- Quoted text -
::::::::
Muv-Luv Unlimited is the "sequel" to Muv-Luv Extra, and the true start of the story. Continuing roughly from where Muv-Luv left off, Takeru wakes up in the morning as usual, but quickly he notices something is different. His childhood friend Sumika isn't screaming in his ear to "wake up," and the door Meiya installed to connect their rooms is gone. At first he's not sure how to process all of this, but considering how weird his life has been lately, he just sorta shrugs it off. Takeru leaves that room without a care in the world, with only his Game Guy (this world's version of the Game Boy) in his hand. That's when he sees it.

Upon opening his front door to leave for school, the first thing he sees is a sight he doesn't recognize. The world outside appears to be a wasteland, and the house next door to his has been crushed by a giant robot. "AWESOME!" Of course none of this upsets Takeru, as he loves giant robots, and now he's having the greatest dream of his life. Sadly the robot is a wreck so he can't pilot it, so he decides to walk to his dream version of school as well. This being a part of his imagination means anything could happen, and he can't wait to see what's next.

After arriving at his school, Takeru find something even stranger in it's place. Sure his school is technically "there," but now there are two armed guards at the gate, and the school itself has been turned into a military base. At first the guards ask him why he left the base, but when they see his uniform is missing any kind of identification, they are quick to apprehend him. This is when Takeru first starts to realize something. That this dream isn't actually a dream. What he's opened his eyes to is none other than the real world.

Having a hard time believing this fact, Takeru spends some time in jail, but is eventually freed by his teacher Yuuko; however, she has no idea who he is. Apparently she's one of the heads at this military base, and she has come to question Takeru. The fact that he doesn't know what is going on, and has memories of another world intrigues her, so she decides to take him back to her office for further questioning. Of course she's not completely sure if she can believe him yet, but the same can be said for Takeru as well. Neither one can accept the other's memories as truth, but Yuuko believes Takeru will understand if he enrolls at the military academy. So by using the guise of "you can pilot a giant robot if you join us" to convince him, Yuuko does manage to get Takeru to join them, and soon he does learn to accept reality.

Going back to Takeru's life, Unlimited once again does follow his story day by day. Upon enrolling in the military academy he eventually finds himself reuniting with his old friends, but just like Yuuko they have no memories of him. To keep from causing issues, and because Yuuko told him to, Takeru avoids talking about his original world with anyone else besides Yuuko herself, and instead has to treat all the others as if he is meeting them for the first time. Of course this world's versions of these people are slightly different from the ones he used to know, but Takeru has a hard time accepting that. To him they are the very same friends he's known all this time, and eventually he even starts using the same old nicknames he had for them all. But then reality starts to set in once again.
::::::::
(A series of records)
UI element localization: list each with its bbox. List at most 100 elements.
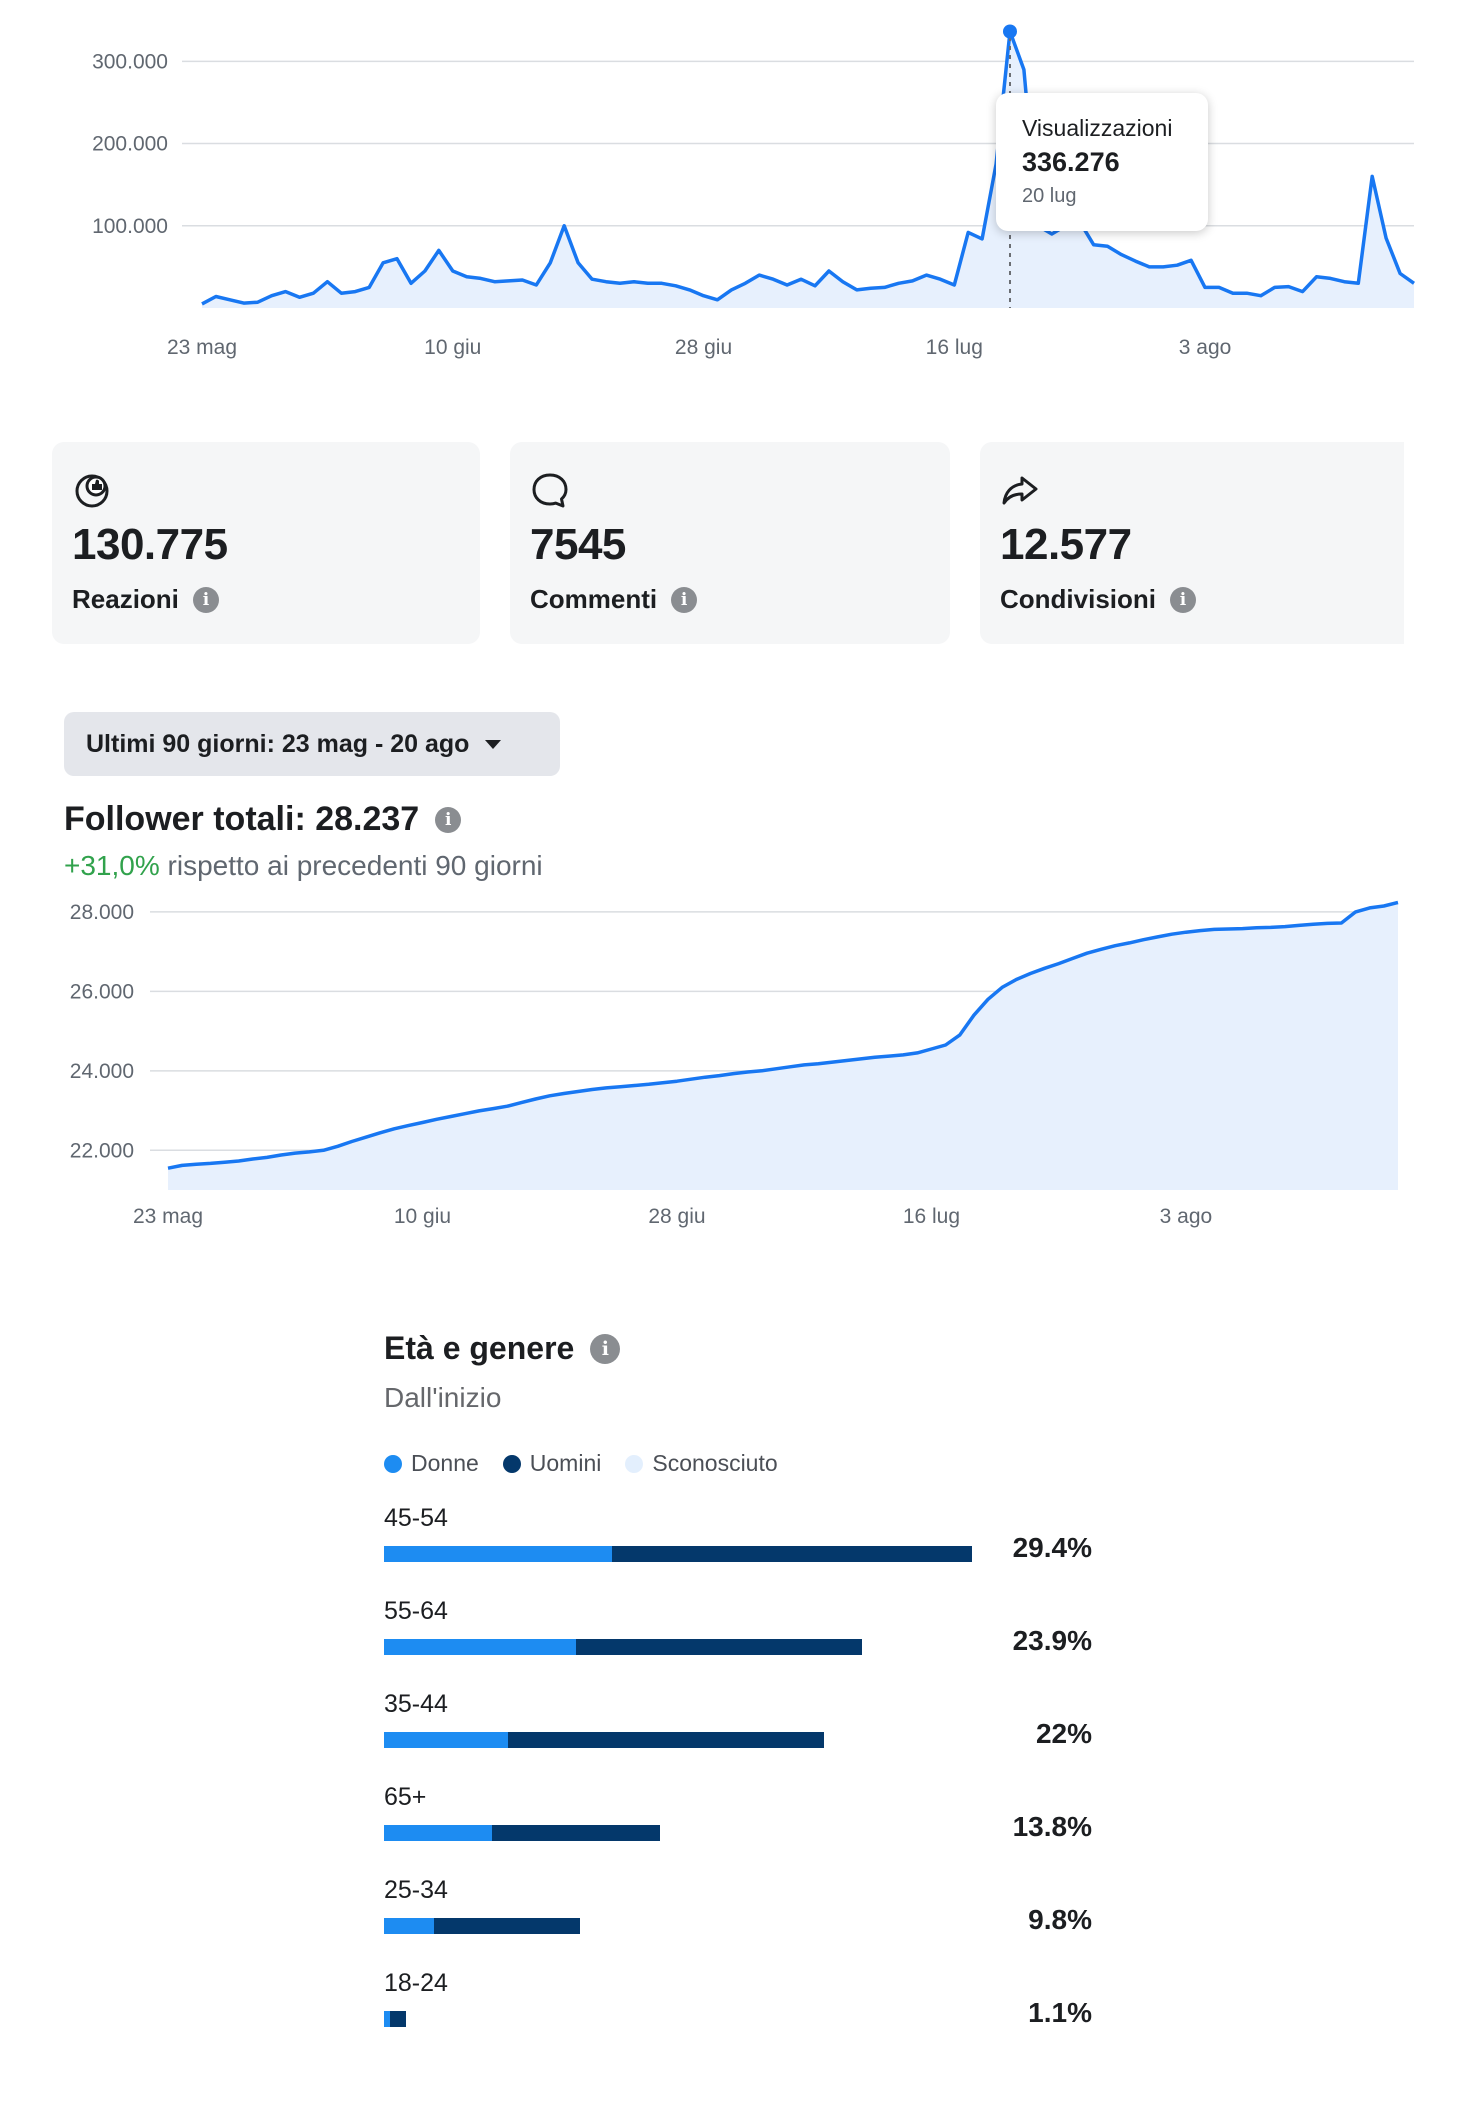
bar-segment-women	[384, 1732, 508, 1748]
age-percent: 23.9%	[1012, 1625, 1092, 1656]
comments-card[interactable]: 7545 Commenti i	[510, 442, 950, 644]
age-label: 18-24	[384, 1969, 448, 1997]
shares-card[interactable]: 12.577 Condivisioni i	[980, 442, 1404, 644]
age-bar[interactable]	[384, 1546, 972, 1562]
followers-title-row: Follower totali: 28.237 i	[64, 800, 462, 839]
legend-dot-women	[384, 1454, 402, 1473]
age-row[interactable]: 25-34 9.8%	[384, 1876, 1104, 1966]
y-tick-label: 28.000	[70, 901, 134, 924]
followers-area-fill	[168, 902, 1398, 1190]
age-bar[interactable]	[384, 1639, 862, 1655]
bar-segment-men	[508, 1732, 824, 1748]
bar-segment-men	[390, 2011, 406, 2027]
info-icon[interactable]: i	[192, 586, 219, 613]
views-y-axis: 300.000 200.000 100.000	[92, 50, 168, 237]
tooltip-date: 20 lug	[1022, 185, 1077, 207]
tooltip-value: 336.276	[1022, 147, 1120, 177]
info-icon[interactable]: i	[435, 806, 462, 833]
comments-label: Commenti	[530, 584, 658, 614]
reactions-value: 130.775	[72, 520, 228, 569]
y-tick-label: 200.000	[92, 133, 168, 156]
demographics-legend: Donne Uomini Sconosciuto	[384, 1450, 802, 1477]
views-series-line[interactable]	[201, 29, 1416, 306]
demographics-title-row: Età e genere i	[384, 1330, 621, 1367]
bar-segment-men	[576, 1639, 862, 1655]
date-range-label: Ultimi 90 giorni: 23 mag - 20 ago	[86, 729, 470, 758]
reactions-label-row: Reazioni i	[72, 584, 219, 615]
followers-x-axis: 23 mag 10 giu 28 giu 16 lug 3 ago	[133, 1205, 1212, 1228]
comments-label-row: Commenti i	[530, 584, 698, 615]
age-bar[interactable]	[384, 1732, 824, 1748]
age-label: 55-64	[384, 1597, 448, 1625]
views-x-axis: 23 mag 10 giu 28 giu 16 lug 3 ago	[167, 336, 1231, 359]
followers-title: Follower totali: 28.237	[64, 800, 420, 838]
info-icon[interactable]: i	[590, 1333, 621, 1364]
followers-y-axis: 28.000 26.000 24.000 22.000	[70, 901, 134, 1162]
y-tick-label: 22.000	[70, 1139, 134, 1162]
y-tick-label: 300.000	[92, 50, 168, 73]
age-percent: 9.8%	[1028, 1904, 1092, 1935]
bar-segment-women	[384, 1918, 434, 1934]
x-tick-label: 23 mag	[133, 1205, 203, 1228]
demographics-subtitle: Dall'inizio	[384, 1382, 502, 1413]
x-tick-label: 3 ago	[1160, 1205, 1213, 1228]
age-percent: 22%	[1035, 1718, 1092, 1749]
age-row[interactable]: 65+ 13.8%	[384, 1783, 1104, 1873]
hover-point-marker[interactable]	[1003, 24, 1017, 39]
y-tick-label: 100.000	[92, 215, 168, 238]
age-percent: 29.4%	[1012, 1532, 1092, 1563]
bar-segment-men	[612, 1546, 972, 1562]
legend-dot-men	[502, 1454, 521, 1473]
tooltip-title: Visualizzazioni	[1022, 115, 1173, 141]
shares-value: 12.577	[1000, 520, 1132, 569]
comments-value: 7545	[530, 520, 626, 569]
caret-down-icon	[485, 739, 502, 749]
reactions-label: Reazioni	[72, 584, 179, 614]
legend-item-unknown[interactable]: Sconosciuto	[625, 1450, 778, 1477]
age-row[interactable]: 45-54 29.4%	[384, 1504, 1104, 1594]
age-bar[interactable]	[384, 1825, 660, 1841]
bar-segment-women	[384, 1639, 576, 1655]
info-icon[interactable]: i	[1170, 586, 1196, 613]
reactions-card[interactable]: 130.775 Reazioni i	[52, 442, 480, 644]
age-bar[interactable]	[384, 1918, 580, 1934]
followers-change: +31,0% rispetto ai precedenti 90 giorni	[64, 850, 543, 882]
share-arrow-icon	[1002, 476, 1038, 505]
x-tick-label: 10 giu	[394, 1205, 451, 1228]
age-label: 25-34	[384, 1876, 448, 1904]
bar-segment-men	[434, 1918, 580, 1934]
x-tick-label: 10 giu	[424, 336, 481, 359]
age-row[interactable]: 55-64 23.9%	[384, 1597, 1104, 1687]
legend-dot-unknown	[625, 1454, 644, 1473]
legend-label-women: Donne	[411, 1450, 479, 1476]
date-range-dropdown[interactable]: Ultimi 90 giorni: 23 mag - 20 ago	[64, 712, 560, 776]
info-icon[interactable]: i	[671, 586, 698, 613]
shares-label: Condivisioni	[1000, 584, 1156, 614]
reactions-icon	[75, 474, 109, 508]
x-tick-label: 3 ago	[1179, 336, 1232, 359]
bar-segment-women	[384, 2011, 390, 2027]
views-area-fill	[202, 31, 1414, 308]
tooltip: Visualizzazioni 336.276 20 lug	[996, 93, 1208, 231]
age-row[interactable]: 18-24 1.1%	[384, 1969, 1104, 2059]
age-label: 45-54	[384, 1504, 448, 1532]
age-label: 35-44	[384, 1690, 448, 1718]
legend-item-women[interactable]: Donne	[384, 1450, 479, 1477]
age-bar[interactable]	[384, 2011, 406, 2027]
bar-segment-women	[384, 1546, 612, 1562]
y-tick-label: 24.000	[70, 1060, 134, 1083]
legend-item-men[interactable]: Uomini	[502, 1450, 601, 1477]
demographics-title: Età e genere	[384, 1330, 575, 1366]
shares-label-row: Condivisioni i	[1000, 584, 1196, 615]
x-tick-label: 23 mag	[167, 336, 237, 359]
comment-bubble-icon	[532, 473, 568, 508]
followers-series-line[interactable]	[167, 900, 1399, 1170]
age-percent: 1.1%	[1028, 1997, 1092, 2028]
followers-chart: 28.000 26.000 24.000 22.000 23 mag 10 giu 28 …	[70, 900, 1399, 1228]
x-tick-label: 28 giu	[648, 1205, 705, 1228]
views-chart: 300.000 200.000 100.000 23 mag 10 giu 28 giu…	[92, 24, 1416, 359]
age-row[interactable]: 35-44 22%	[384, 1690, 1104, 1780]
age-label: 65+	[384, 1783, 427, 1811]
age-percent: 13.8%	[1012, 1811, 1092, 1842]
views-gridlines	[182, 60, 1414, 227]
::::::::
- Complete the following -
A) According to the Muv-Luv Unlimited text, what has Takeru's school been turned into?
B) In the records, rewrite the stretch from the line containing "1732, 508, 1748]" through the line containing "followers-title-row: Follower totali: 28.237", replacing "Condivisioni" with "Shares" and changing nothing else.

- Written answers -
A) A military base.

B)
bar-segment-women	[384, 1732, 508, 1748]
age-percent: 23.9%	[1012, 1625, 1092, 1656]
comments-card[interactable]: 7545 Commenti i	[510, 442, 950, 644]
age-label: 18-24	[384, 1969, 448, 1997]
shares-card[interactable]: 12.577 Shares i	[980, 442, 1404, 644]
age-bar[interactable]	[384, 1546, 972, 1562]
followers-title-row: Follower totali: 28.237 i	[64, 800, 462, 839]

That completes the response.